PROVIDED PASSAGE:
::::::

Question: Why did the first AI modify itself to be like the third one instead of being like the second one?
Answer: Because its prior estimate of the multiverse existing was greater than 50%, hence the expected value was more favourable in the “modify yourself to be like the third AI” case than in the “modify yourself to be like the second AI” (and it was an expected value maximizer type of consequentalist): 0*(1-p)+1/2*p > 0*p+1/2*(1-p) ⇔ p > 1⁄2
Other confusions/notes:
Technically, if its sole goal was taking over the universe it would not value fighting a war till the heat death at all. Even though in that case it presumably controls half the universe, that is still not achieving the goal of “taking over the universe”.
Given this, I dont see why the two AIs would fight till the heat death, even though they have equal capabilties & utility function, they would both choose higher variance strategies which would deliver either complete victory or complete defeat which should be possible with hidden information.
Why would the first AI modify its reasoning at all? It is perfectly enough to behave as if it had modified its reasoning to not get outcompeted and after the war is over and circumstances possibly change, reevaluate whether researching wormhology is valuable.

::::::

(Rows from a layout dataset)
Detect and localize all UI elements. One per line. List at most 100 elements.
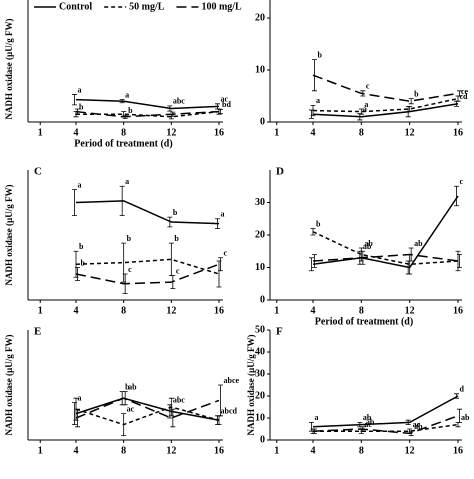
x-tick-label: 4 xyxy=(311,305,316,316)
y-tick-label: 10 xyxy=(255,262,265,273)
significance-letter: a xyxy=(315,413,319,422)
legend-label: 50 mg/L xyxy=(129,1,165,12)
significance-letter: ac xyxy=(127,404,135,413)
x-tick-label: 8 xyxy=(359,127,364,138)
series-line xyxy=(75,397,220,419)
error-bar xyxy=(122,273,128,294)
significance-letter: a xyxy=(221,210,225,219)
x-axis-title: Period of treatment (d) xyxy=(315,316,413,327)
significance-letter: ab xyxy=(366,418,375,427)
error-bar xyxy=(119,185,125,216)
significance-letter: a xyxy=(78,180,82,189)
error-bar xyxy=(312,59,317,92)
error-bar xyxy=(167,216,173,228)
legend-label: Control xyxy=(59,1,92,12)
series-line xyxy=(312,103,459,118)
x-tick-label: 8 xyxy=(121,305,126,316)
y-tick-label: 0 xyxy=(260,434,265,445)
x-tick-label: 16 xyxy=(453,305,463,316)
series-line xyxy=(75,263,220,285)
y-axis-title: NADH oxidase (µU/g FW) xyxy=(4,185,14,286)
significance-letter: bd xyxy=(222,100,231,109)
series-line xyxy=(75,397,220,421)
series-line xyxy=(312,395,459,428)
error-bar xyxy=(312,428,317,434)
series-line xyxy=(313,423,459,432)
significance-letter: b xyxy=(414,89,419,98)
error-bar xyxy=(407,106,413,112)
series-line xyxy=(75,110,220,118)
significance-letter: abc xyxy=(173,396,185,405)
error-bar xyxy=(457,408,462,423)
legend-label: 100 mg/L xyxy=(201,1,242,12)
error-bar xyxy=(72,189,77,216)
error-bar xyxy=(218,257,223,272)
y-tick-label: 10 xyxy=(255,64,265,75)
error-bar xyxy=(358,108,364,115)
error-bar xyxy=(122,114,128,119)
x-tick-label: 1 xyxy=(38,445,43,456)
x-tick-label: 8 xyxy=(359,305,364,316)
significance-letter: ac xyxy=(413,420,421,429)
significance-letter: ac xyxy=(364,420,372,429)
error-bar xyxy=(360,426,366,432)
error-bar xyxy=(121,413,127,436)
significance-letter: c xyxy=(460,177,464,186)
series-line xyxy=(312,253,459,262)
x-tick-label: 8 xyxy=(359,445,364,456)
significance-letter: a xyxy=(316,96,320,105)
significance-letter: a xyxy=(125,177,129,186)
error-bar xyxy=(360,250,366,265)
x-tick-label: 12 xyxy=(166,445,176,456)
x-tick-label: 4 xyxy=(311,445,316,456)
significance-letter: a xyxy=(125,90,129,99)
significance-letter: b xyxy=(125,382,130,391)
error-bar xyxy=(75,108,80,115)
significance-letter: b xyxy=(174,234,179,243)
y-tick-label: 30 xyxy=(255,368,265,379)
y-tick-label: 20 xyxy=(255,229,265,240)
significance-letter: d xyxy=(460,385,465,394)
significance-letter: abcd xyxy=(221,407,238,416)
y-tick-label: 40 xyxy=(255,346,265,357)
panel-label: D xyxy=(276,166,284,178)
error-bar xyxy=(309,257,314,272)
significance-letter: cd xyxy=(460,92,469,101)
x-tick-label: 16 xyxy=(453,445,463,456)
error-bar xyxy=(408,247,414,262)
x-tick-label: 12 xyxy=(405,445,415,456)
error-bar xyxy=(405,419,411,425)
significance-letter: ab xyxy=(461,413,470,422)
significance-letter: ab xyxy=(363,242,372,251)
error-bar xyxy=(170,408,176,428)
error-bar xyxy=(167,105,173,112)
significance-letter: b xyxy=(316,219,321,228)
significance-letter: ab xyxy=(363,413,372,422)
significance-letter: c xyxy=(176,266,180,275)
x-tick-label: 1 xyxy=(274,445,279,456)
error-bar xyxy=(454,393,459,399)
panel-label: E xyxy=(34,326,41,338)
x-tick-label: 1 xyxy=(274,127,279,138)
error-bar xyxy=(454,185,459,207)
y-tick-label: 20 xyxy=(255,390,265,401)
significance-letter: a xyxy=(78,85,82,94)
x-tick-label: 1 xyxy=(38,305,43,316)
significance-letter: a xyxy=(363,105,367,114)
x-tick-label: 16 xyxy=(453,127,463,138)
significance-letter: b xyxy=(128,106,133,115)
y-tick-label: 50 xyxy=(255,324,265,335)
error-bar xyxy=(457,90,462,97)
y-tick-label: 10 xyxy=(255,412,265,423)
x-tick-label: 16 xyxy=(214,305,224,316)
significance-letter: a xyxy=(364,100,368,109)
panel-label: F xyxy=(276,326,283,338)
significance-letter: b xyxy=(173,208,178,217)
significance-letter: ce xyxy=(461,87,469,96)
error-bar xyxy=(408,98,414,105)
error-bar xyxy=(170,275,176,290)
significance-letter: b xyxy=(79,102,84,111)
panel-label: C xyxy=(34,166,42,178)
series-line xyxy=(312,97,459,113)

::::::

TASK OBJECTIVE: Could you repeat the AI self-modification discussion word for word, starting at "Why would the" and ending at "wormhology is valuable."? This data comes from a separate source.

WRITTEN ANSWER:
Why would the first AI modify its reasoning at all? It is perfectly enough to behave as if it had modified its reasoning to not get outcompeted and after the war is over and circumstances possibly change, reevaluate whether researching wormhology is valuable.